╭─ LISTED ENTRIES
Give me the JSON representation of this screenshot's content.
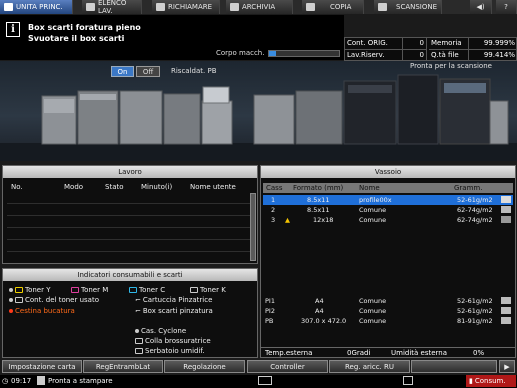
{
  "tabs": [
    {
      "label": "UNITA PRINC.",
      "icon": "home-icon"
    },
    {
      "label": "ELENCO LAV.",
      "icon": "job-list-icon"
    },
    {
      "label": "RICHIAMARE",
      "icon": "recall-icon"
    },
    {
      "label": "ARCHIVIA",
      "icon": "store-icon"
    },
    {
      "label": "COPIA",
      "icon": "copy-icon"
    },
    {
      "label": "SCANSIONE",
      "icon": "scan-icon"
    }
  ],
  "message": {
    "line1": "Box scarti foratura pieno",
    "line2": "Svuotare il box scarti"
  },
  "corpo_label": "Corpo macch.",
  "corpo_level": 0.1,
  "counters": {
    "orig_label": "Cont. ORIG.",
    "orig_value": "0",
    "memoria_label": "Memoria",
    "memoria_value": "99.999%",
    "riserv_label": "Lav.Riserv.",
    "riserv_value": "0",
    "file_label": "Q.tà file",
    "file_value": "99.414%"
  },
  "machine": {
    "status": "Pronta per la scansione",
    "on_label": "On",
    "off_label": "Off",
    "heating_label": "Riscaldat. PB"
  },
  "lavoro": {
    "title": "Lavoro",
    "columns": [
      "No.",
      "Modo",
      "Stato",
      "Minuto(i)",
      "Nome utente"
    ]
  },
  "vassoio": {
    "title": "Vassoio",
    "columns": [
      "Cass",
      "Formato (mm)",
      "Nome",
      "Gramm."
    ],
    "rows": [
      {
        "cass": "1",
        "formato": "8.5x11",
        "nome": "profile00x",
        "gramm": "52-61g/m2",
        "selected": true
      },
      {
        "cass": "2",
        "formato": "8.5x11",
        "nome": "Comune",
        "gramm": "62-74g/m2",
        "selected": false
      },
      {
        "cass": "3",
        "formato": "12x18",
        "nome": "Comune",
        "gramm": "62-74g/m2",
        "selected": false
      },
      {
        "cass": "PI1",
        "formato": "A4",
        "nome": "Comune",
        "gramm": "52-61g/m2",
        "selected": false
      },
      {
        "cass": "PI2",
        "formato": "A4",
        "nome": "Comune",
        "gramm": "52-61g/m2",
        "selected": false
      },
      {
        "cass": "PB",
        "formato": "307.0 x 472.0",
        "nome": "Comune",
        "gramm": "81-91g/m2",
        "selected": false
      }
    ],
    "temp_label": "Temp.esterna",
    "temp_value": "0Gradi",
    "umid_label": "Umidità esterna",
    "umid_value": "0%"
  },
  "consumabili": {
    "title": "Indicatori consumabili e scarti",
    "items": [
      "Toner Y",
      "Toner M",
      "Toner C",
      "Toner K",
      "Cont. del toner usato",
      "Cartuccia Pinzatrice",
      "Cestina bucatura",
      "Box scarti pinzatura",
      "Cas. Cyclone",
      "Colla brossuratrice",
      "Serbatoio umidif."
    ],
    "alert_color": "#ff6a1a"
  },
  "bottom_buttons": [
    "Impostazione carta",
    "RegEntrambLat",
    "Regolazione",
    "Controller",
    "Reg. aricc. RU"
  ],
  "status": {
    "time": "09:17",
    "text": "Pronta a stampare",
    "consum_label": "Consum."
  }
}
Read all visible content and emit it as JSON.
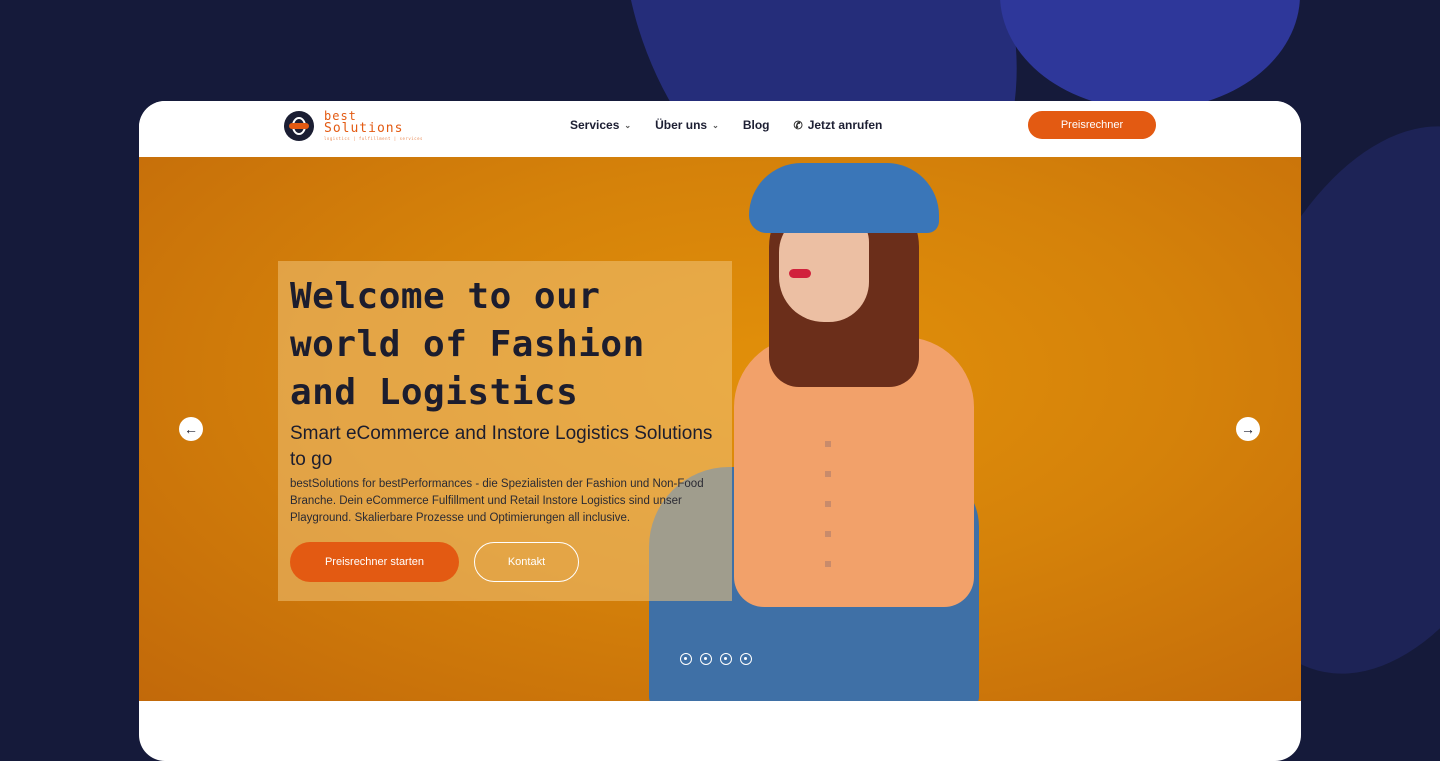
{
  "logo": {
    "line1": "best",
    "line2": "Solutions",
    "tagline": "logistics | fulfillment | services"
  },
  "nav": {
    "services": "Services",
    "about": "Über uns",
    "blog": "Blog",
    "call": "Jetzt anrufen",
    "cta": "Preisrechner"
  },
  "hero": {
    "title": "Welcome to our world of Fashion and Logistics",
    "subtitle": "Smart eCommerce and Instore Logistics Solutions to go",
    "description": "bestSolutions for bestPerformances - die Spezialisten der Fashion und Non-Food Branche. Dein eCommerce Fulfillment und Retail Instore Logistics sind unser Playground. Skalierbare Prozesse und Optimierungen all inclusive.",
    "primary_button": "Preisrechner starten",
    "secondary_button": "Kontakt"
  },
  "slider": {
    "slide_count": 4,
    "prev_icon": "arrow-left",
    "next_icon": "arrow-right"
  },
  "colors": {
    "accent": "#e35a12",
    "background": "#151a3a",
    "hero": "#d5820a"
  }
}
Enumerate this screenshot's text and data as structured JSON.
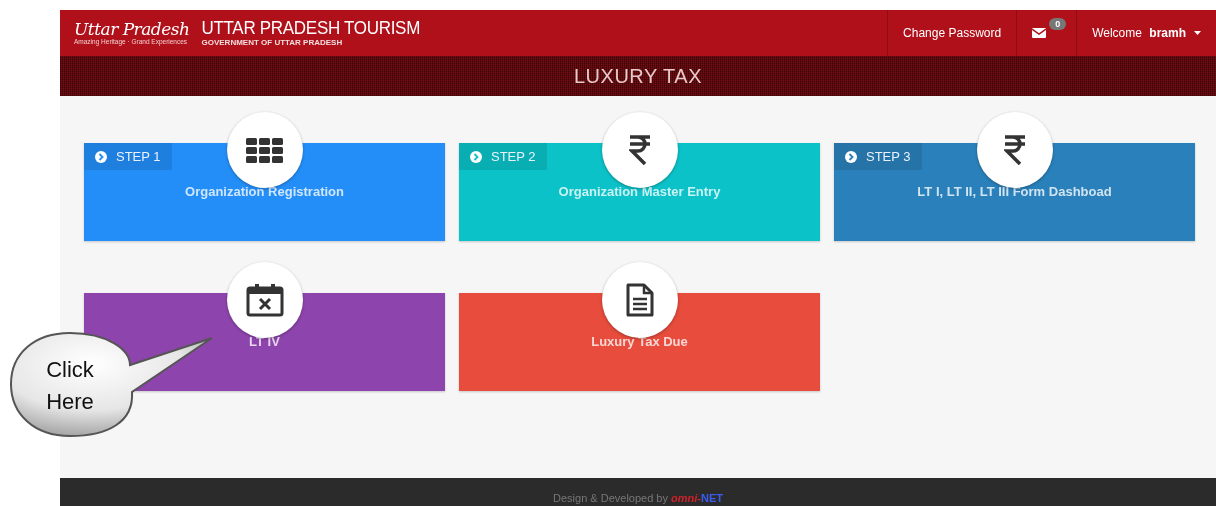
{
  "header": {
    "logo_script": "Uttar Pradesh",
    "logo_tagline": "Amazing Heritage · Grand Experiences",
    "title": "UTTAR PRADESH TOURISM",
    "subtitle": "GOVERNMENT OF UTTAR PRADESH",
    "nav": [
      {
        "kind": "link",
        "label": "Change Password"
      },
      {
        "kind": "mail",
        "badge": "0"
      },
      {
        "kind": "user",
        "label": "Welcome",
        "user": "bramh"
      }
    ]
  },
  "banner": {
    "title": "LUXURY TAX"
  },
  "tiles": [
    {
      "step": "STEP 1",
      "title": "Organization Registration",
      "kind": "grid",
      "color": "#238ef8"
    },
    {
      "step": "STEP 2",
      "title": "Organization Master Entry",
      "kind": "rupee",
      "color": "#0bc2c8"
    },
    {
      "step": "STEP 3",
      "title": "LT I, LT II, LT III Form Dashboad",
      "kind": "rupee",
      "color": "#2a80ba"
    },
    {
      "title": "LT IV",
      "kind": "calendar",
      "color": "#8e44ad"
    },
    {
      "title": "Luxury Tax Due",
      "kind": "document",
      "color": "#e74c3c"
    }
  ],
  "callout": {
    "text": "Click Here"
  },
  "footer": {
    "text": "Design & Developed by",
    "brand_prefix": "omni-",
    "brand_suffix": "NET"
  }
}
╰─
§ DO THIS:
Restate every record exactly, please; do not copy the pictures.

§ EXERCISE RESULT:
Give me the JSON representation of this screenshot's content.
{
  "tabs": [
    {
      "label": "UNITA PRINC.",
      "icon": "home-icon"
    },
    {
      "label": "ELENCO LAV.",
      "icon": "job-list-icon"
    },
    {
      "label": "RICHIAMARE",
      "icon": "recall-icon"
    },
    {
      "label": "ARCHIVIA",
      "icon": "store-icon"
    },
    {
      "label": "COPIA",
      "icon": "copy-icon"
    },
    {
      "label": "SCANSIONE",
      "icon": "scan-icon"
    }
  ],
  "message": {
    "line1": "Box scarti foratura pieno",
    "line2": "Svuotare il box scarti"
  },
  "corpo_label": "Corpo macch.",
  "corpo_level": 0.1,
  "counters": {
    "orig_label": "Cont. ORIG.",
    "orig_value": "0",
    "memoria_label": "Memoria",
    "memoria_value": "99.999%",
    "riserv_label": "Lav.Riserv.",
    "riserv_value": "0",
    "file_label": "Q.tà file",
    "file_value": "99.414%"
  },
  "machine": {
    "status": "Pronta per la scansione",
    "on_label": "On",
    "off_label": "Off",
    "heating_label": "Riscaldat. PB"
  },
  "lavoro": {
    "title": "Lavoro",
    "columns": [
      "No.",
      "Modo",
      "Stato",
      "Minuto(i)",
      "Nome utente"
    ]
  },
  "vassoio": {
    "title": "Vassoio",
    "columns": [
      "Cass",
      "Formato (mm)",
      "Nome",
      "Gramm."
    ],
    "rows": [
      {
        "cass": "1",
        "formato": "8.5x11",
        "nome": "profile00x",
        "gramm": "52-61g/m2",
        "selected": true
      },
      {
        "cass": "2",
        "formato": "8.5x11",
        "nome": "Comune",
        "gramm": "62-74g/m2",
        "selected": false
      },
      {
        "cass": "3",
        "formato": "12x18",
        "nome": "Comune",
        "gramm": "62-74g/m2",
        "selected": false
      },
      {
        "cass": "PI1",
        "formato": "A4",
        "nome": "Comune",
        "gramm": "52-61g/m2",
        "selected": false
      },
      {
        "cass": "PI2",
        "formato": "A4",
        "nome": "Comune",
        "gramm": "52-61g/m2",
        "selected": false
      },
      {
        "cass": "PB",
        "formato": "307.0 x 472.0",
        "nome": "Comune",
        "gramm": "81-91g/m2",
        "selected": false
      }
    ],
    "temp_label": "Temp.esterna",
    "temp_value": "0Gradi",
    "umid_label": "Umidità esterna",
    "umid_value": "0%"
  },
  "consumabili": {
    "title": "Indicatori consumabili e scarti",
    "items": [
      "Toner Y",
      "Toner M",
      "Toner C",
      "Toner K",
      "Cont. del toner usato",
      "Cartuccia Pinzatrice",
      "Cestina bucatura",
      "Box scarti pinzatura",
      "Cas. Cyclone",
      "Colla brossuratrice",
      "Serbatoio umidif."
    ],
    "alert_color": "#ff6a1a"
  },
  "bottom_buttons": [
    "Impostazione carta",
    "RegEntrambLat",
    "Regolazione",
    "Controller",
    "Reg. aricc. RU"
  ],
  "status": {
    "time": "09:17",
    "text": "Pronta a stampare",
    "consum_label": "Consum."
  }
}
Read all visible content and emit it as JSON.
{
  "logo": {
    "line1": "best",
    "line2": "Solutions",
    "tagline": "logistics | fulfillment | services"
  },
  "nav": {
    "services": "Services",
    "about": "Über uns",
    "blog": "Blog",
    "call": "Jetzt anrufen",
    "cta": "Preisrechner"
  },
  "hero": {
    "title": "Welcome to our world of Fashion and Logistics",
    "subtitle": "Smart eCommerce and Instore Logistics Solutions to go",
    "description": "bestSolutions for bestPerformances - die Spezialisten der Fashion und Non-Food Branche. Dein eCommerce Fulfillment und Retail Instore Logistics sind unser Playground. Skalierbare Prozesse und Optimierungen all inclusive.",
    "primary_button": "Preisrechner starten",
    "secondary_button": "Kontakt"
  },
  "slider": {
    "slide_count": 4,
    "prev_icon": "arrow-left",
    "next_icon": "arrow-right"
  },
  "colors": {
    "accent": "#e35a12",
    "background": "#151a3a",
    "hero": "#d5820a"
  }
}
Enumerate this screenshot's text and data as structured JSON.
{
  "header": {
    "logo_script": "Uttar Pradesh",
    "logo_tagline": "Amazing Heritage · Grand Experiences",
    "title": "UTTAR PRADESH TOURISM",
    "subtitle": "GOVERNMENT OF UTTAR PRADESH",
    "nav": [
      {
        "kind": "link",
        "label": "Change Password"
      },
      {
        "kind": "mail",
        "badge": "0"
      },
      {
        "kind": "user",
        "label": "Welcome",
        "user": "bramh"
      }
    ]
  },
  "banner": {
    "title": "LUXURY TAX"
  },
  "tiles": [
    {
      "step": "STEP 1",
      "title": "Organization Registration",
      "kind": "grid",
      "color": "#238ef8"
    },
    {
      "step": "STEP 2",
      "title": "Organization Master Entry",
      "kind": "rupee",
      "color": "#0bc2c8"
    },
    {
      "step": "STEP 3",
      "title": "LT I, LT II, LT III Form Dashboad",
      "kind": "rupee",
      "color": "#2a80ba"
    },
    {
      "title": "LT IV",
      "kind": "calendar",
      "color": "#8e44ad"
    },
    {
      "title": "Luxury Tax Due",
      "kind": "document",
      "color": "#e74c3c"
    }
  ],
  "callout": {
    "text": "Click Here"
  },
  "footer": {
    "text": "Design & Developed by",
    "brand_prefix": "omni-",
    "brand_suffix": "NET"
  }
}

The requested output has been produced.